■ What to work on:
- 1) In the JetBlue stock article, why does the author go through each piece of last week's news? Answer in one to three sentences.
- 2) Continue the JetBlue stock article from where it stops.

■ Exercise text:

UAL - JetBlue Is Ready To Regain Its Destiny (Rating Upgrade)

2023-12-11 09:00:00 ET

Summary

  • JetBlue Airways stock has seen a recent increase, but there are several challenges and uncertainties facing the company.
  • The airline's updated investor guidance shows strong revenue and moderating cost pressures.
  • JetBlue's improved operational reliability and expansion into Europe are positive factors, but challenges remain with the termination of the Northeast Alliance and the proposed merger with Spirit Airlines.

JetBlue Airways Corporation ( JBLU ) stock saw a healthy increase last week followed by mild profit-taking. There were several significant pieces of news affecting JBLU and the airline industry last week. In this article, we will look at each of those pieces of news and determine if there is further room for expansion of JBLU’s stock price which will help investors decide if they should get in, hold, or sell.

First, let’s look at a few charts highlighting JBLU stock performance over the past year and month, showing that JBLU has been one of the most beaten-down stocks in the airline industry but which has seen a month of good returns after a slow slide during the summer and early fall.

■ Data:
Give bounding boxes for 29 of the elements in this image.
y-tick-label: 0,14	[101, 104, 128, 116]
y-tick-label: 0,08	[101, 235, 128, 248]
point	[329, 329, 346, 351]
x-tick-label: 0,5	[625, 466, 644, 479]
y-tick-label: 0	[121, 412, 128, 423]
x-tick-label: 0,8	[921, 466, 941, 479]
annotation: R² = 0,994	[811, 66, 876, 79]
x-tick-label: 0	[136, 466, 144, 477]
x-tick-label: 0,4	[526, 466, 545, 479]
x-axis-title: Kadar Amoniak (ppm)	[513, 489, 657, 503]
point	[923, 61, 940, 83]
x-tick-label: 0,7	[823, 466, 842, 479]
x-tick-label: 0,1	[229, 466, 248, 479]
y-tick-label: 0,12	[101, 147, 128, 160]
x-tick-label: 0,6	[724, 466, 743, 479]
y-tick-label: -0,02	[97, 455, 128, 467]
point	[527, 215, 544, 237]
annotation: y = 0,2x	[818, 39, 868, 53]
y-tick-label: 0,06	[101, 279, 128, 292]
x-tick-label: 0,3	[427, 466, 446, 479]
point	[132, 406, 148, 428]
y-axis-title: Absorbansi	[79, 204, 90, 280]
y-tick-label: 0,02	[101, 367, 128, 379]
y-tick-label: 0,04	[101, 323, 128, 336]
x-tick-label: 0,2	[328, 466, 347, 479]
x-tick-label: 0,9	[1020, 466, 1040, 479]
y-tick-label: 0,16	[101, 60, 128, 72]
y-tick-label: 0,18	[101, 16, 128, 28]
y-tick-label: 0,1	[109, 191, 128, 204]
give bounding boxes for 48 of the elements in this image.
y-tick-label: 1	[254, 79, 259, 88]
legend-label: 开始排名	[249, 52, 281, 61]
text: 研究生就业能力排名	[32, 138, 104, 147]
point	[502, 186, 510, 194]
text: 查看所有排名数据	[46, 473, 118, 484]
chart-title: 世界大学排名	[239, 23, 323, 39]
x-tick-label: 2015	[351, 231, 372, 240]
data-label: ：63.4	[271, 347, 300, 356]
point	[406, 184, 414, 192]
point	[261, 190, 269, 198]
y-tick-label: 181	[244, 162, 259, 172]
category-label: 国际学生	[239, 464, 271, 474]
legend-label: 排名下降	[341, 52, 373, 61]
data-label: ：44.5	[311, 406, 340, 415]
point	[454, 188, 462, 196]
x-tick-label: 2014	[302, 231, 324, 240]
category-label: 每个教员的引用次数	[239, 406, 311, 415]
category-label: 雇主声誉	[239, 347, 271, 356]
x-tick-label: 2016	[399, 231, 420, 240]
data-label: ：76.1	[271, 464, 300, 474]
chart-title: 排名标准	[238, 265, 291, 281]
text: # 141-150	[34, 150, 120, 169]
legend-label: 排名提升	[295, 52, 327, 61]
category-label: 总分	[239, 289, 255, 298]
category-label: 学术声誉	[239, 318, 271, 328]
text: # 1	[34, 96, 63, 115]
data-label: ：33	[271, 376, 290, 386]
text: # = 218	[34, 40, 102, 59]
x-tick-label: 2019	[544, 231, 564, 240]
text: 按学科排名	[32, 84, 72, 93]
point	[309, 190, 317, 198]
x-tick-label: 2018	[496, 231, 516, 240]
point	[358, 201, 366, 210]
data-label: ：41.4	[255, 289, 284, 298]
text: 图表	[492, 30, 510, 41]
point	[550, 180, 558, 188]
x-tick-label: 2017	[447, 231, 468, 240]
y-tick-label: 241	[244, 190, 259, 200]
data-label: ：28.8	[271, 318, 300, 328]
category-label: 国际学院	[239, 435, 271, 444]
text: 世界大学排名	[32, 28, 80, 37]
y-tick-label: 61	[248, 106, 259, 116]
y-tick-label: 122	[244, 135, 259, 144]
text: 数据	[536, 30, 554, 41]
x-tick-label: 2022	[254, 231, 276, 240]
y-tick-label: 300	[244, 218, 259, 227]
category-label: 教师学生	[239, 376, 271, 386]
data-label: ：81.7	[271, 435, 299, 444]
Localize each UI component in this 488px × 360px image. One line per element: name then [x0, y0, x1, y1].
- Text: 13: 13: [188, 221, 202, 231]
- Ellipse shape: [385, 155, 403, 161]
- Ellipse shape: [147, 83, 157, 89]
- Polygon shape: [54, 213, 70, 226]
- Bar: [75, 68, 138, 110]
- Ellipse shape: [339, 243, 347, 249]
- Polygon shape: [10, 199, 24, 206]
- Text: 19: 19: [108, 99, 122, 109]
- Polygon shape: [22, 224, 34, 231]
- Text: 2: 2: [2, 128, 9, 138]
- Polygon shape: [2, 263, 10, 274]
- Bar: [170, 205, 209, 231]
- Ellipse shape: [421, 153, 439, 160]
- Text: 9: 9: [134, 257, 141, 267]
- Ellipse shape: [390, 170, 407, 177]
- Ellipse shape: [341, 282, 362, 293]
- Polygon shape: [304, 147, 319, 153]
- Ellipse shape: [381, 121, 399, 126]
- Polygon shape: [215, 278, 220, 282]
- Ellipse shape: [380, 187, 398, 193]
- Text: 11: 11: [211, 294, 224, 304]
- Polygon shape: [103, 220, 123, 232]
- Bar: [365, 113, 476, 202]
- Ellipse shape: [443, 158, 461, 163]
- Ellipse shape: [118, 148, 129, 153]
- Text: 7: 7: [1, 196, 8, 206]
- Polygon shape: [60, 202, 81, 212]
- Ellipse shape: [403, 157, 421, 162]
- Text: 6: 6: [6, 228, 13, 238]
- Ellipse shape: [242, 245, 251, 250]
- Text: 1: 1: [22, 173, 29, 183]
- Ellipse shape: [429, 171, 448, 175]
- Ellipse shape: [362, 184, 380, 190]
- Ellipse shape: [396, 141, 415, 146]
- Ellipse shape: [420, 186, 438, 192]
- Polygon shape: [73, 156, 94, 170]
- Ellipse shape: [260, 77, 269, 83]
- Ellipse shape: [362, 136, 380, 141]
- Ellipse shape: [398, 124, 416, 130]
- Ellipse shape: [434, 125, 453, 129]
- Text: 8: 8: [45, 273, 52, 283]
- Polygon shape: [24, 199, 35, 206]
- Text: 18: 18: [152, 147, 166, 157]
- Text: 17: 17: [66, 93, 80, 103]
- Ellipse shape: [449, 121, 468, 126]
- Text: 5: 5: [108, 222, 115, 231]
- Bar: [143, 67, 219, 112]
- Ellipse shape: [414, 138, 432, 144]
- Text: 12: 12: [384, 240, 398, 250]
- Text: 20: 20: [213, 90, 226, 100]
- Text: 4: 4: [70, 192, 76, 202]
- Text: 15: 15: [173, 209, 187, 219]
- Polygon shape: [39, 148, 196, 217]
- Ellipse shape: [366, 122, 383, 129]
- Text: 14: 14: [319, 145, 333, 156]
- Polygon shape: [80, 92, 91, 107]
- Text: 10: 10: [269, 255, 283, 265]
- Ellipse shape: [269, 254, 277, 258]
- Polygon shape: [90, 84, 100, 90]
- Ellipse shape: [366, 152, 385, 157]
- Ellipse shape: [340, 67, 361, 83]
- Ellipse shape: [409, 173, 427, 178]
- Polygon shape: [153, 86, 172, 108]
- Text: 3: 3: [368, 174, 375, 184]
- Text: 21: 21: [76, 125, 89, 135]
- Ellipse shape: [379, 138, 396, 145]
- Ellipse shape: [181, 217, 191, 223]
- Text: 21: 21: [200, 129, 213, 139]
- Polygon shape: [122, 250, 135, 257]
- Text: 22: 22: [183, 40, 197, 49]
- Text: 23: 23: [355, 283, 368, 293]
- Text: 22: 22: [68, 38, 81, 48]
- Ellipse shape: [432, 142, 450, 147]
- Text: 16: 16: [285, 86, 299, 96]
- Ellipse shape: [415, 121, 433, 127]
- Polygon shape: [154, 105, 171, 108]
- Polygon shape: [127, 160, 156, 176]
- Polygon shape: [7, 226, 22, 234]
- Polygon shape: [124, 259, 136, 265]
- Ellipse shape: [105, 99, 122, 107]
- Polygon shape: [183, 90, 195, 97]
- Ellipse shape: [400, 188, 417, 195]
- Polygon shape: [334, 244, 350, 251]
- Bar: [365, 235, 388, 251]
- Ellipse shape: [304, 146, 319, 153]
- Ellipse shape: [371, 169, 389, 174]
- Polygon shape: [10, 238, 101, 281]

■ Answers given:
- 1) The author reviews each piece of news to determine whether JBLU's stock price has further room to expand. That assessment is meant to help investors decide whether to get in, hold, or sell.

- 2)
JBLU v industry 1 yr 10Dec2023 (Seeking Alpha)

JBLU v industry 1 mo 10Dec2023 (Seeking Alpha)

A Nice Investor Update

The most significant piece of news came with JetBlue’s updated investor guidance which came Thursday, December 7. In its update, JBLU indicated that revenue remains strong and cost pressures are moderating. As I noted in my recent Seeking Alpha article on U.S. Global Jets ETF (JETS), the U.S. airline-heavy ETF, revenue metrics for the industry have been strong due to several factors. The soft landing that economists have hoped for might be occurring for the U.S. economy. Work from home and remote work habits have extended the holiday travel periods; the U.S. Thanksgiving holiday saw record levels of demand on tighter capacity. Delta ( DAL ) provided its updated guidance last week indicating strong domestic and international demand; while JBLU does not have an international network the size of DAL or United ( UAL ), both of which have been buoyed by strong international demand and longer peak travel seasons, or even as large as American (AAL), JBLU has done more to expand its international footprint over the past 2 years and continues to grow in Europe where it continues to add new service from its New York and Boston hubs. DAL noted in a JP Morgan Consumer conference that the Christmas travel season looks to mirror the Thanksgiving travel period, good news for all U.S. airlines since those two holidays are heavily domestic-based and also sees boosts in travel volumes to the Caribbean and Latin America, regions which JBLU serves.

JBLU guidance update 7Dec2023 (JetBlue.com)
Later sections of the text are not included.